* **Data supplied**
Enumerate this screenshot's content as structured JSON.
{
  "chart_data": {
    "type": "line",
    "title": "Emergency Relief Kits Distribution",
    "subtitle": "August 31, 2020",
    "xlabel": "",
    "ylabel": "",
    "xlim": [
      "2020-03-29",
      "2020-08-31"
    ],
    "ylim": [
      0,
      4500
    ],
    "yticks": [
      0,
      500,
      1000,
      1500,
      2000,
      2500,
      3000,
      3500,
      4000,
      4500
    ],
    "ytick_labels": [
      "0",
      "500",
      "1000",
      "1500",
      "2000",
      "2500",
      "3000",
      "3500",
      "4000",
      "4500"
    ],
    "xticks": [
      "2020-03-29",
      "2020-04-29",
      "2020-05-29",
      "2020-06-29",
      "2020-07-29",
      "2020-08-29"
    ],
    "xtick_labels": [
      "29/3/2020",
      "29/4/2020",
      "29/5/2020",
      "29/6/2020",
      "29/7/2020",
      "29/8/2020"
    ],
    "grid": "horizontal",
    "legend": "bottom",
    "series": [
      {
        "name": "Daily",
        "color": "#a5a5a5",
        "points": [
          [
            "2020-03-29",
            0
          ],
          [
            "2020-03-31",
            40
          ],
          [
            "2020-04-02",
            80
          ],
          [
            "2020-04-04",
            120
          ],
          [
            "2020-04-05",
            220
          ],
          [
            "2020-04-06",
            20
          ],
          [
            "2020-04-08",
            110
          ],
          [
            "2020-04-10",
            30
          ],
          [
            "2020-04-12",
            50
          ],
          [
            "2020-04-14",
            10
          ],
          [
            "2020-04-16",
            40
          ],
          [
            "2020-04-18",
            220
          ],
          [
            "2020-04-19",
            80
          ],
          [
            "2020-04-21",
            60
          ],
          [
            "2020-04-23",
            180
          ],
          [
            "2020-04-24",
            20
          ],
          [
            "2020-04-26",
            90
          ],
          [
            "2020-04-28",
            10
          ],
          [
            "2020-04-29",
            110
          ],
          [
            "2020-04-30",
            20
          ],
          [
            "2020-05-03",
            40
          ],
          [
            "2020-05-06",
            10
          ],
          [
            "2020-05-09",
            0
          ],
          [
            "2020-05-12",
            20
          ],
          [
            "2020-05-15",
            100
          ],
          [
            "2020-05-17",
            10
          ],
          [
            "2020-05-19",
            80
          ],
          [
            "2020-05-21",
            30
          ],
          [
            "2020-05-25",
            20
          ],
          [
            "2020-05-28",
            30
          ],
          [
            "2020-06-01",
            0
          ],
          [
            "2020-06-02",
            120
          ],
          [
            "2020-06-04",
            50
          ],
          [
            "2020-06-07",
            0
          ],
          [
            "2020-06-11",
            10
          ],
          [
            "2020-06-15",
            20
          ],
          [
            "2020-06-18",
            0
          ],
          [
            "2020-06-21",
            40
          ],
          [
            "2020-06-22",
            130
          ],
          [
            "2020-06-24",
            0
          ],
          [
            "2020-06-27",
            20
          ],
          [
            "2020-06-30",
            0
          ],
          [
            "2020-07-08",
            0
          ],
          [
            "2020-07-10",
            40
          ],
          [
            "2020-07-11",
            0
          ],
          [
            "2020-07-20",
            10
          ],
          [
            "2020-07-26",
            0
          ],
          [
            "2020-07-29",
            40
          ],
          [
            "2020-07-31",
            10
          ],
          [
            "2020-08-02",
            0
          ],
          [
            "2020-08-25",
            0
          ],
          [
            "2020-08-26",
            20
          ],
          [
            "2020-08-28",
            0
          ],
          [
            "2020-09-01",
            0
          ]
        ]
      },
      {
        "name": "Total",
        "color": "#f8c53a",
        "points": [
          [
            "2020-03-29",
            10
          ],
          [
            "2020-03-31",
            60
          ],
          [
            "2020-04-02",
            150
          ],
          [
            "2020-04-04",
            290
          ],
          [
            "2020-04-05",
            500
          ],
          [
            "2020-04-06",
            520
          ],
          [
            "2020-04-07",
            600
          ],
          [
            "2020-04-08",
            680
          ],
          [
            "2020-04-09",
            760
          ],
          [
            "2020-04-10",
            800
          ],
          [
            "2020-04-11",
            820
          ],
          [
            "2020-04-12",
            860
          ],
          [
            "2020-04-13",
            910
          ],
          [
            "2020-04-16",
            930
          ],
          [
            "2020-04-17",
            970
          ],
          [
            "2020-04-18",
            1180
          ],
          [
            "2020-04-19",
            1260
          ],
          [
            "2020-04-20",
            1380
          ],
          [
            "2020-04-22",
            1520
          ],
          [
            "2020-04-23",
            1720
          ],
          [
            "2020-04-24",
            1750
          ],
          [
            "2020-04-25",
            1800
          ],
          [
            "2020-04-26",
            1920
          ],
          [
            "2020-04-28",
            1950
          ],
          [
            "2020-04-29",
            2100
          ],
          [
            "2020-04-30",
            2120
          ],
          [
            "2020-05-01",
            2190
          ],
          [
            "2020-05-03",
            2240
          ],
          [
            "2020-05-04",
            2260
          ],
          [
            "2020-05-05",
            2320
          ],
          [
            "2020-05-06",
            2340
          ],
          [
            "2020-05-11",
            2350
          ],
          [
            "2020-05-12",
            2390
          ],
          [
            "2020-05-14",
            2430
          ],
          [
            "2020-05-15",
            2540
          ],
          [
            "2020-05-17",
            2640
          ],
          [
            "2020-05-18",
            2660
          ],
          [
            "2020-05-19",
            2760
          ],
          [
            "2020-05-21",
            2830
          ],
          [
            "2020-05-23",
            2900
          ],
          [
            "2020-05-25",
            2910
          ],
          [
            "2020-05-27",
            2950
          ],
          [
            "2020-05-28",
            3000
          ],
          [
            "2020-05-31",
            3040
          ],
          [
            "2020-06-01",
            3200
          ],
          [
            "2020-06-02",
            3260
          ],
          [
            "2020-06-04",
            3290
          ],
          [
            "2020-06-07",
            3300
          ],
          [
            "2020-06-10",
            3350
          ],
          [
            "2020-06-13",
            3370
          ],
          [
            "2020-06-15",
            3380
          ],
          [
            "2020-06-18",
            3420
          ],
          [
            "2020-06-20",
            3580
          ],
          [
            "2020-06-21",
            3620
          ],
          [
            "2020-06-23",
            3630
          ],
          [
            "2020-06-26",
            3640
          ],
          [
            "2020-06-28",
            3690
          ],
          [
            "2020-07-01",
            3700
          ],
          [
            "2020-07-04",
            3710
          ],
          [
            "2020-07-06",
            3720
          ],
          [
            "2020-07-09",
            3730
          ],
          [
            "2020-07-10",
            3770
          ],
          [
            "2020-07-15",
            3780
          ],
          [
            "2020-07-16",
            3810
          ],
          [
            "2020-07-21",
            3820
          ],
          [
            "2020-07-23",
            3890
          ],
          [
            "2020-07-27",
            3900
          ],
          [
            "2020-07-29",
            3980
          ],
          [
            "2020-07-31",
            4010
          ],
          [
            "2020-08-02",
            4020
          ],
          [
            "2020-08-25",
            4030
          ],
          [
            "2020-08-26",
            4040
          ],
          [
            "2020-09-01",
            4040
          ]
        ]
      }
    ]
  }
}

* **Aim of the exercise**
Transcribe all lines as written.

* **Reply to the exercise**
Enumerate this screenshot's content as structured JSON.
{
  "chart_data": {
    "type": "line",
    "title": "Emergency Relief Kits Distribution",
    "subtitle": "August 31, 2020",
    "xlabel": "",
    "ylabel": "",
    "xlim": [
      "2020-03-29",
      "2020-08-31"
    ],
    "ylim": [
      0,
      4500
    ],
    "yticks": [
      0,
      500,
      1000,
      1500,
      2000,
      2500,
      3000,
      3500,
      4000,
      4500
    ],
    "ytick_labels": [
      "0",
      "500",
      "1000",
      "1500",
      "2000",
      "2500",
      "3000",
      "3500",
      "4000",
      "4500"
    ],
    "xticks": [
      "2020-03-29",
      "2020-04-29",
      "2020-05-29",
      "2020-06-29",
      "2020-07-29",
      "2020-08-29"
    ],
    "xtick_labels": [
      "29/3/2020",
      "29/4/2020",
      "29/5/2020",
      "29/6/2020",
      "29/7/2020",
      "29/8/2020"
    ],
    "grid": "horizontal",
    "legend": "bottom",
    "series": [
      {
        "name": "Daily",
        "color": "#a5a5a5",
        "points": [
          [
            "2020-03-29",
            0
          ],
          [
            "2020-03-31",
            40
          ],
          [
            "2020-04-02",
            80
          ],
          [
            "2020-04-04",
            120
          ],
          [
            "2020-04-05",
            220
          ],
          [
            "2020-04-06",
            20
          ],
          [
            "2020-04-08",
            110
          ],
          [
            "2020-04-10",
            30
          ],
          [
            "2020-04-12",
            50
          ],
          [
            "2020-04-14",
            10
          ],
          [
            "2020-04-16",
            40
          ],
          [
            "2020-04-18",
            220
          ],
          [
            "2020-04-19",
            80
          ],
          [
            "2020-04-21",
            60
          ],
          [
            "2020-04-23",
            180
          ],
          [
            "2020-04-24",
            20
          ],
          [
            "2020-04-26",
            90
          ],
          [
            "2020-04-28",
            10
          ],
          [
            "2020-04-29",
            110
          ],
          [
            "2020-04-30",
            20
          ],
          [
            "2020-05-03",
            40
          ],
          [
            "2020-05-06",
            10
          ],
          [
            "2020-05-09",
            0
          ],
          [
            "2020-05-12",
            20
          ],
          [
            "2020-05-15",
            100
          ],
          [
            "2020-05-17",
            10
          ],
          [
            "2020-05-19",
            80
          ],
          [
            "2020-05-21",
            30
          ],
          [
            "2020-05-25",
            20
          ],
          [
            "2020-05-28",
            30
          ],
          [
            "2020-06-01",
            0
          ],
          [
            "2020-06-02",
            120
          ],
          [
            "2020-06-04",
            50
          ],
          [
            "2020-06-07",
            0
          ],
          [
            "2020-06-11",
            10
          ],
          [
            "2020-06-15",
            20
          ],
          [
            "2020-06-18",
            0
          ],
          [
            "2020-06-21",
            40
          ],
          [
            "2020-06-22",
            130
          ],
          [
            "2020-06-24",
            0
          ],
          [
            "2020-06-27",
            20
          ],
          [
            "2020-06-30",
            0
          ],
          [
            "2020-07-08",
            0
          ],
          [
            "2020-07-10",
            40
          ],
          [
            "2020-07-11",
            0
          ],
          [
            "2020-07-20",
            10
          ],
          [
            "2020-07-26",
            0
          ],
          [
            "2020-07-29",
            40
          ],
          [
            "2020-07-31",
            10
          ],
          [
            "2020-08-02",
            0
          ],
          [
            "2020-08-25",
            0
          ],
          [
            "2020-08-26",
            20
          ],
          [
            "2020-08-28",
            0
          ],
          [
            "2020-09-01",
            0
          ]
        ]
      },
      {
        "name": "Total",
        "color": "#f8c53a",
        "points": [
          [
            "2020-03-29",
            10
          ],
          [
            "2020-03-31",
            60
          ],
          [
            "2020-04-02",
            150
          ],
          [
            "2020-04-04",
            290
          ],
          [
            "2020-04-05",
            500
          ],
          [
            "2020-04-06",
            520
          ],
          [
            "2020-04-07",
            600
          ],
          [
            "2020-04-08",
            680
          ],
          [
            "2020-04-09",
            760
          ],
          [
            "2020-04-10",
            800
          ],
          [
            "2020-04-11",
            820
          ],
          [
            "2020-04-12",
            860
          ],
          [
            "2020-04-13",
            910
          ],
          [
            "2020-04-16",
            930
          ],
          [
            "2020-04-17",
            970
          ],
          [
            "2020-04-18",
            1180
          ],
          [
            "2020-04-19",
            1260
          ],
          [
            "2020-04-20",
            1380
          ],
          [
            "2020-04-22",
            1520
          ],
          [
            "2020-04-23",
            1720
          ],
          [
            "2020-04-24",
            1750
          ],
          [
            "2020-04-25",
            1800
          ],
          [
            "2020-04-26",
            1920
          ],
          [
            "2020-04-28",
            1950
          ],
          [
            "2020-04-29",
            2100
          ],
          [
            "2020-04-30",
            2120
          ],
          [
            "2020-05-01",
            2190
          ],
          [
            "2020-05-03",
            2240
          ],
          [
            "2020-05-04",
            2260
          ],
          [
            "2020-05-05",
            2320
          ],
          [
            "2020-05-06",
            2340
          ],
          [
            "2020-05-11",
            2350
          ],
          [
            "2020-05-12",
            2390
          ],
          [
            "2020-05-14",
            2430
          ],
          [
            "2020-05-15",
            2540
          ],
          [
            "2020-05-17",
            2640
          ],
          [
            "2020-05-18",
            2660
          ],
          [
            "2020-05-19",
            2760
          ],
          [
            "2020-05-21",
            2830
          ],
          [
            "2020-05-23",
            2900
          ],
          [
            "2020-05-25",
            2910
          ],
          [
            "2020-05-27",
            2950
          ],
          [
            "2020-05-28",
            3000
          ],
          [
            "2020-05-31",
            3040
          ],
          [
            "2020-06-01",
            3200
          ],
          [
            "2020-06-02",
            3260
          ],
          [
            "2020-06-04",
            3290
          ],
          [
            "2020-06-07",
            3300
          ],
          [
            "2020-06-10",
            3350
          ],
          [
            "2020-06-13",
            3370
          ],
          [
            "2020-06-15",
            3380
          ],
          [
            "2020-06-18",
            3420
          ],
          [
            "2020-06-20",
            3580
          ],
          [
            "2020-06-21",
            3620
          ],
          [
            "2020-06-23",
            3630
          ],
          [
            "2020-06-26",
            3640
          ],
          [
            "2020-06-28",
            3690
          ],
          [
            "2020-07-01",
            3700
          ],
          [
            "2020-07-04",
            3710
          ],
          [
            "2020-07-06",
            3720
          ],
          [
            "2020-07-09",
            3730
          ],
          [
            "2020-07-10",
            3770
          ],
          [
            "2020-07-15",
            3780
          ],
          [
            "2020-07-16",
            3810
          ],
          [
            "2020-07-21",
            3820
          ],
          [
            "2020-07-23",
            3890
          ],
          [
            "2020-07-27",
            3900
          ],
          [
            "2020-07-29",
            3980
          ],
          [
            "2020-07-31",
            4010
          ],
          [
            "2020-08-02",
            4020
          ],
          [
            "2020-08-25",
            4030
          ],
          [
            "2020-08-26",
            4040
          ],
          [
            "2020-09-01",
            4040
          ]
        ]
      }
    ]
  }
}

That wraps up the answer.